• What to do
In the material below, the lines containing the word "scrollbar" are required; copy each of them.

___ Available data ___

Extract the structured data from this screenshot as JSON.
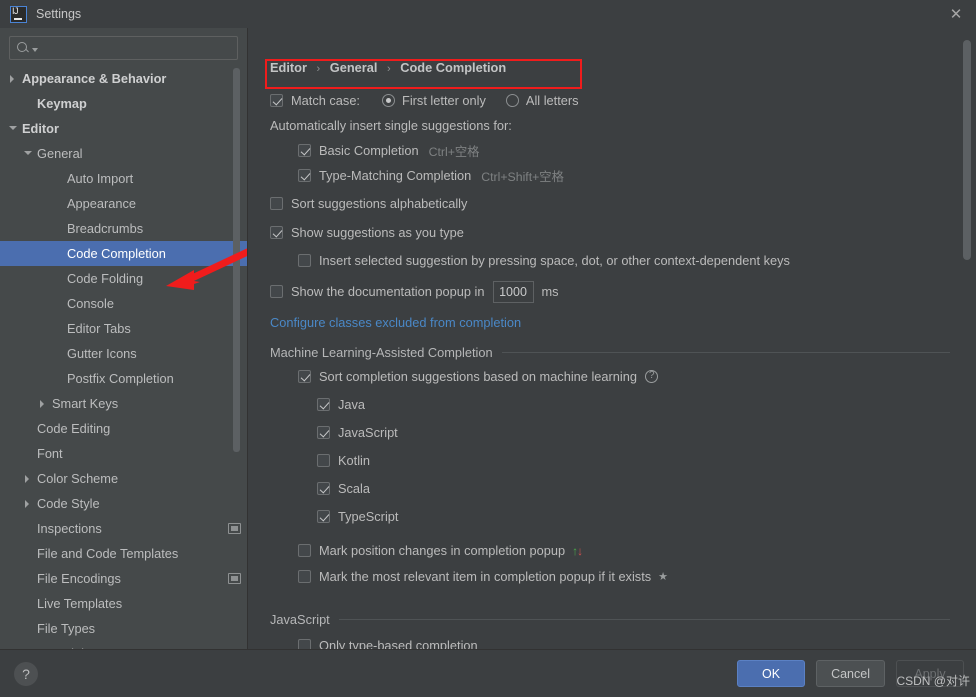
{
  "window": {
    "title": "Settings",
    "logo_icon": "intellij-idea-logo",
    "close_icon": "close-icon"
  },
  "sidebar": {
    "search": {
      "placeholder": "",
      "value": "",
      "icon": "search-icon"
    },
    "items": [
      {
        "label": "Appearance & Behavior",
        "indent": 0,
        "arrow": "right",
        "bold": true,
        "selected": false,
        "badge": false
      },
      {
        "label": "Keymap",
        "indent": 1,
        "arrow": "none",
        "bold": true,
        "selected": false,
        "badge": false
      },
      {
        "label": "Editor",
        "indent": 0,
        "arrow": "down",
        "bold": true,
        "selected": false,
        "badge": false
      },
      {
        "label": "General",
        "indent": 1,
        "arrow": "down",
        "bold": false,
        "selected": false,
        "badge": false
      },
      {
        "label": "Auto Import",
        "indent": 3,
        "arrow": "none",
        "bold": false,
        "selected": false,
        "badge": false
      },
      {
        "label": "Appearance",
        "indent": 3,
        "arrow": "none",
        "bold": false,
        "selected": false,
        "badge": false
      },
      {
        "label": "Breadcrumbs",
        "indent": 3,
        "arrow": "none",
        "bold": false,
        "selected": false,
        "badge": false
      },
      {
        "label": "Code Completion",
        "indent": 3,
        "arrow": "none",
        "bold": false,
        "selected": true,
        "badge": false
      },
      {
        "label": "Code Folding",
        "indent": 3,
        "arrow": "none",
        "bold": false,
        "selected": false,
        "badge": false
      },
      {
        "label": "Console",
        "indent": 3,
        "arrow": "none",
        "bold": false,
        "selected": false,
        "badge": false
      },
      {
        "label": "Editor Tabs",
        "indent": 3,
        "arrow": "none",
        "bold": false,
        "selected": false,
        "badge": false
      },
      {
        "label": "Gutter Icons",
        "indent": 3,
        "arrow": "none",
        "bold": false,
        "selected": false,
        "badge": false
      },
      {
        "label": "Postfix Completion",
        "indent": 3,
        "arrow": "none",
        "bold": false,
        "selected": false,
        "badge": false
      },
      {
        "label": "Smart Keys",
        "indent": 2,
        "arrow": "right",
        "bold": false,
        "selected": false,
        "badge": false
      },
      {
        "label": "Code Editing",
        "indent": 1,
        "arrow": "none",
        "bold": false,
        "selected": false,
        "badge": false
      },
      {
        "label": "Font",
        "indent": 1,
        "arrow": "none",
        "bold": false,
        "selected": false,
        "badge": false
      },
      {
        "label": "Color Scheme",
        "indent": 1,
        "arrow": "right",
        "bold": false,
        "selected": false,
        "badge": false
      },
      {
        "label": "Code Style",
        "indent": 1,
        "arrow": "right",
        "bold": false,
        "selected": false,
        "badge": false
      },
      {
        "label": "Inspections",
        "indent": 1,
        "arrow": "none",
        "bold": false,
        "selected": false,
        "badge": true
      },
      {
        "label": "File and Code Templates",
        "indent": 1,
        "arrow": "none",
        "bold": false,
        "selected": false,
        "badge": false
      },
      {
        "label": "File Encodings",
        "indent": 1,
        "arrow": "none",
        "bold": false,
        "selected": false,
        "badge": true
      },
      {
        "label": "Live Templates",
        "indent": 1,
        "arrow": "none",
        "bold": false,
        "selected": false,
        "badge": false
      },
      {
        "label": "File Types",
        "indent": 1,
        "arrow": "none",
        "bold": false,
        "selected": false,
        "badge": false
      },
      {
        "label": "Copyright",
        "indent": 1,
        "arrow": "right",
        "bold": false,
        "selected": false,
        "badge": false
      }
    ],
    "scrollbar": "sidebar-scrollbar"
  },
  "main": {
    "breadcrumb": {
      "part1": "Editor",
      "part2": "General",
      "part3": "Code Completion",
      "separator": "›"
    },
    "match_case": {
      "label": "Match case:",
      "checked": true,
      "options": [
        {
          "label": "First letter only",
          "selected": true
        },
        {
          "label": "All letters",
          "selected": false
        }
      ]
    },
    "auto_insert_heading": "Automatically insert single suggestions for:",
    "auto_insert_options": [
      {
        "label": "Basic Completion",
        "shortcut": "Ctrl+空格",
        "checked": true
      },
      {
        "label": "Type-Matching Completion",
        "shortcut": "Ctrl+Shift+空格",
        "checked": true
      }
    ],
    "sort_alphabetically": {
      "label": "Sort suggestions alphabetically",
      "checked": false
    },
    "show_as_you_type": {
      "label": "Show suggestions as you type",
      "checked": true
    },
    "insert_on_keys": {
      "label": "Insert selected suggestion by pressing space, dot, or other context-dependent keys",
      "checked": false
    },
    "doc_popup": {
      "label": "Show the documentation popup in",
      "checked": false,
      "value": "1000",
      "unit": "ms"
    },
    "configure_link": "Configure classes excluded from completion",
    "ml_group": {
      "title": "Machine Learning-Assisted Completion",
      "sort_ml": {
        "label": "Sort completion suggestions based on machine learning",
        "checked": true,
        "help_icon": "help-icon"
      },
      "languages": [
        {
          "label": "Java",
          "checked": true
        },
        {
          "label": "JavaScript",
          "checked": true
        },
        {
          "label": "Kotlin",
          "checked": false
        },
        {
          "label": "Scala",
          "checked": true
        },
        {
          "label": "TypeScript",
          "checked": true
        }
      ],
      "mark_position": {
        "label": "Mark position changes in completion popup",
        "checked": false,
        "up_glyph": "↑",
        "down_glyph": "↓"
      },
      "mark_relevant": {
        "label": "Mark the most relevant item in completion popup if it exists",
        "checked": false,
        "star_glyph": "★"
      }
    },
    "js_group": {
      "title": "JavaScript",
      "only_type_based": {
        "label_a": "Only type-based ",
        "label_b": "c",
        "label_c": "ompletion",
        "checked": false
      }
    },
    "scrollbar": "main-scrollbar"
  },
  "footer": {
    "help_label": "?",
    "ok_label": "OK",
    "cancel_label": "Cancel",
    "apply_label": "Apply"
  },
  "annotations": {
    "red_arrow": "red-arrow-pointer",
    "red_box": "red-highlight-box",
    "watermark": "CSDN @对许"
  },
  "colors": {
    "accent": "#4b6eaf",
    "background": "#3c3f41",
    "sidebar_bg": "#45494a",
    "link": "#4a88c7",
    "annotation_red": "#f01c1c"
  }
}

___
___ Available data ___

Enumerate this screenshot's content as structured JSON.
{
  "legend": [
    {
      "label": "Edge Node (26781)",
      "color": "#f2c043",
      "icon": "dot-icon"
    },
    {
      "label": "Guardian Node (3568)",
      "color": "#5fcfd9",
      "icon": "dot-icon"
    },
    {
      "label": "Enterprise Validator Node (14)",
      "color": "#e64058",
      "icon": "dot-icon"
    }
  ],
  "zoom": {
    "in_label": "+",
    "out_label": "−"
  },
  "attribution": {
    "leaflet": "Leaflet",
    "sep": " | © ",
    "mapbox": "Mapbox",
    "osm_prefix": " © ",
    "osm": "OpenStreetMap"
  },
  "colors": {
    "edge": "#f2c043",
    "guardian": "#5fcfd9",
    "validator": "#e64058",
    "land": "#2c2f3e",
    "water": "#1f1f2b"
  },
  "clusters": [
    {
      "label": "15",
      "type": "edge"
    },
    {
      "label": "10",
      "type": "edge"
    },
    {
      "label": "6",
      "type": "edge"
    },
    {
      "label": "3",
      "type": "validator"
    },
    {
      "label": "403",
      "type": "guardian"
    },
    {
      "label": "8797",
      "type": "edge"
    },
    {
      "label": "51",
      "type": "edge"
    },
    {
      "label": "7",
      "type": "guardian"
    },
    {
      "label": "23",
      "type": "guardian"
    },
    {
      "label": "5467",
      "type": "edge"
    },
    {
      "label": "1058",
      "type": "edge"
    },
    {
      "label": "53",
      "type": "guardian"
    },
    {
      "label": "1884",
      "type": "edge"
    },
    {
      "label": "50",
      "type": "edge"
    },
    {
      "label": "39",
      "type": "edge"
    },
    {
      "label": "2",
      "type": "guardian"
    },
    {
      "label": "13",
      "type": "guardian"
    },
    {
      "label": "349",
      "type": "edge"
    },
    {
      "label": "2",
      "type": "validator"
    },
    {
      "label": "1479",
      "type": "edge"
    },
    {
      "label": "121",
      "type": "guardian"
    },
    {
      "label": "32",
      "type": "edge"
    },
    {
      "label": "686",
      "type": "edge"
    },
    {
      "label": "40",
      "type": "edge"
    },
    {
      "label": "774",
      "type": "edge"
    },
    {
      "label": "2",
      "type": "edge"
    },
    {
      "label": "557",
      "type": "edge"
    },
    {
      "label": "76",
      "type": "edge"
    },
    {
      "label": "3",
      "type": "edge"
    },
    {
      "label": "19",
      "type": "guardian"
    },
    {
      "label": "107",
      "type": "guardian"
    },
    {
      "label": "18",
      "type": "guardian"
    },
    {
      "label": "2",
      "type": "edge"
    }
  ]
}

___

• Correct answer
    "scrollbar": "sidebar-scrollbar"
    "scrollbar": "main-scrollbar"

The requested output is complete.